→ **Tasks for this exercise**
1) In the forum posts about Singulair, reproduce the part from "I dont know" to "worth the risk.", substituting "Claritin" for each "Zyrtec".
2) In the forum posts about Singulair, how long has the child of the poster who signs as Tim been taking Singulair and Zyrtec daily?
Provided passage below:
What do I do? Who do I believe? With the exception of singular, we do not take meds until it is a last resort. None of us even take tylenol for headaches. I'll make them a cup of tea and generally a warm compress, a cup of caffeine and some quiet time do it. Just pointing out that I'm extremely leary of meds...especially new ones like Singular.

Posted on: Thu, 03/09/2006 - 1:23am
TarynsDad's picture
Offline
Joined: 02/14/2006 - 09:00

I dont know of any long term studies of singulair either, but I do know it helps my child a ton. She is 3.5 and has been taking singulair and Zyrtec daily for 1.5 years. She was on Zyrtec first and it was ok, but once she started on Singulair in addition to Zyrtec, her congestion changed from being constant to being occasional. So too me, it made a big diff and she showed no side effects....thats all I can offer.
Tim

Posted on: Thu, 03/09/2006 - 1:26am
Corvallis Mom's picture
Offline
Joined: 05/22/2001 - 09:00

It [i]is[/i] a risk. But truth be told, if it prevents worse trouble (thinking lung damage from uncontrolled asthma or bone thinning from repeated steroid doses ) with known risks, then in my opinion it is worth the risk.
It acts as a leukotriene inhibitor, so the mechanism is WELL DEFINED. How it does what it does is known, in other words. There have not (as far as I know) been any big surprises as far as side effects go.
End of Provided passage.
Stored data below:
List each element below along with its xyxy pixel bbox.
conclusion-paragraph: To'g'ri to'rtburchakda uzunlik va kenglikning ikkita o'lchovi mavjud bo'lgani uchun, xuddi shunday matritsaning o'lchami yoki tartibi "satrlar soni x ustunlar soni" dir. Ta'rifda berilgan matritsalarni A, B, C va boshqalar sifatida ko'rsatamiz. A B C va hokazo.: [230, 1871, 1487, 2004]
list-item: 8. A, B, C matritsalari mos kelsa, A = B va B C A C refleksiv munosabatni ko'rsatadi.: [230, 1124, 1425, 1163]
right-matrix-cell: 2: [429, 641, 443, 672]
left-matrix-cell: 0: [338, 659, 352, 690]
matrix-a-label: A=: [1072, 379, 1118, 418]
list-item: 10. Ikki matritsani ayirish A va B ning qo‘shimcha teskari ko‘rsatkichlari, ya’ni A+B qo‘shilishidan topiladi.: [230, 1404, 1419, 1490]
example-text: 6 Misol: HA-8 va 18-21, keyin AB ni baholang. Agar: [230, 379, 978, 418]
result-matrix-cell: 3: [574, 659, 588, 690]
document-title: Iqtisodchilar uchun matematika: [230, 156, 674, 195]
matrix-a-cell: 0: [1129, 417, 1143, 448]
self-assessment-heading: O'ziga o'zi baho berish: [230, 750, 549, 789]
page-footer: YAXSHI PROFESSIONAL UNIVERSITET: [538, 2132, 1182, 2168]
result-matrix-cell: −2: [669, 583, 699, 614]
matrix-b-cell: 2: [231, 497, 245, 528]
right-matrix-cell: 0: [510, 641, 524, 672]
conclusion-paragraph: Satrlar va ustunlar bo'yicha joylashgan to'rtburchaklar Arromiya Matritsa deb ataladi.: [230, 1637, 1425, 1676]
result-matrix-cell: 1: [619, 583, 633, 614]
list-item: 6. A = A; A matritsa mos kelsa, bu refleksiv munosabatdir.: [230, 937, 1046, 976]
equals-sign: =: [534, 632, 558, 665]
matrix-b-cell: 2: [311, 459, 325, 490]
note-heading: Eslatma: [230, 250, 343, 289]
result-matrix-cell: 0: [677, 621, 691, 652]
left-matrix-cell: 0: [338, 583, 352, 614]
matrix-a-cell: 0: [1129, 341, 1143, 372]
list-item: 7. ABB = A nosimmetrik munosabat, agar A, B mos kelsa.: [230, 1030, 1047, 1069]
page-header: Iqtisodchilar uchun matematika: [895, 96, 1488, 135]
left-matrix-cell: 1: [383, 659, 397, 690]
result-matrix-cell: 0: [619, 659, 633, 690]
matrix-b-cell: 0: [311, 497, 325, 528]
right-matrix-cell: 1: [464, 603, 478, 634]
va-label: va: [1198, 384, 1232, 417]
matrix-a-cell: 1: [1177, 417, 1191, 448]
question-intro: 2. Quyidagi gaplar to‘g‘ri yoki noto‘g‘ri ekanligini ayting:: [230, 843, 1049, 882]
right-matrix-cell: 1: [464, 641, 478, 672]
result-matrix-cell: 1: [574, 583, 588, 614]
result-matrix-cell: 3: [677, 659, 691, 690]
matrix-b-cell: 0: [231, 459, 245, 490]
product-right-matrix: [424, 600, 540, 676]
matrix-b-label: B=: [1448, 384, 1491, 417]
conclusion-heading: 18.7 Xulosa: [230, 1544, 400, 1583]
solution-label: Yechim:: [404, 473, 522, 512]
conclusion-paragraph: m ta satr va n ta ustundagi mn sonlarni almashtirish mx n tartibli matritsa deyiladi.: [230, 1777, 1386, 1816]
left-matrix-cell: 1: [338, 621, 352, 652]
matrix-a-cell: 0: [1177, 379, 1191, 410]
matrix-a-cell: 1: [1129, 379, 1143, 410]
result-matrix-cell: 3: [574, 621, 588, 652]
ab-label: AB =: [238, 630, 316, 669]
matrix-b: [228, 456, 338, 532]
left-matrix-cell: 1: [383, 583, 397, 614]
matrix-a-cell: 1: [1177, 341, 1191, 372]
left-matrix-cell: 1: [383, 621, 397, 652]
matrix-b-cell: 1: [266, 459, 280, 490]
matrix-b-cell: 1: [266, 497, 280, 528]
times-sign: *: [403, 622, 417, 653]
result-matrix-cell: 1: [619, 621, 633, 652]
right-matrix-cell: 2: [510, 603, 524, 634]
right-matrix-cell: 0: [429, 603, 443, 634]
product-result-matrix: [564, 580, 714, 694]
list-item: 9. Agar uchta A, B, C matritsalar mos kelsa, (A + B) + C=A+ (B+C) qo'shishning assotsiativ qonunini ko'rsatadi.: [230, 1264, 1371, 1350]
End of Stored data.
→ **Answers for the tasks**
1)
I dont know of any long term studies of singulair either, but I do know it helps my child a ton. She is 3.5 and has been taking singulair and Claritin daily for 1.5 years. She was on Claritin first and it was ok, but once she started on Singulair in addition to Claritin, her congestion changed from being constant to being occasional. So too me, it made a big diff and she showed no side effects....thats all I can offer.
Tim

Posted on: Thu, 03/09/2006 - 1:26am
Corvallis Mom's picture
Offline
Joined: 05/22/2001 - 09:00

It [i]is[/i] a risk. But truth be told, if it prevents worse trouble (thinking lung damage from uncontrolled asthma or bone thinning from repeated steroid doses ) with known risks, then in my opinion it is worth the risk.

2) For 1.5 years.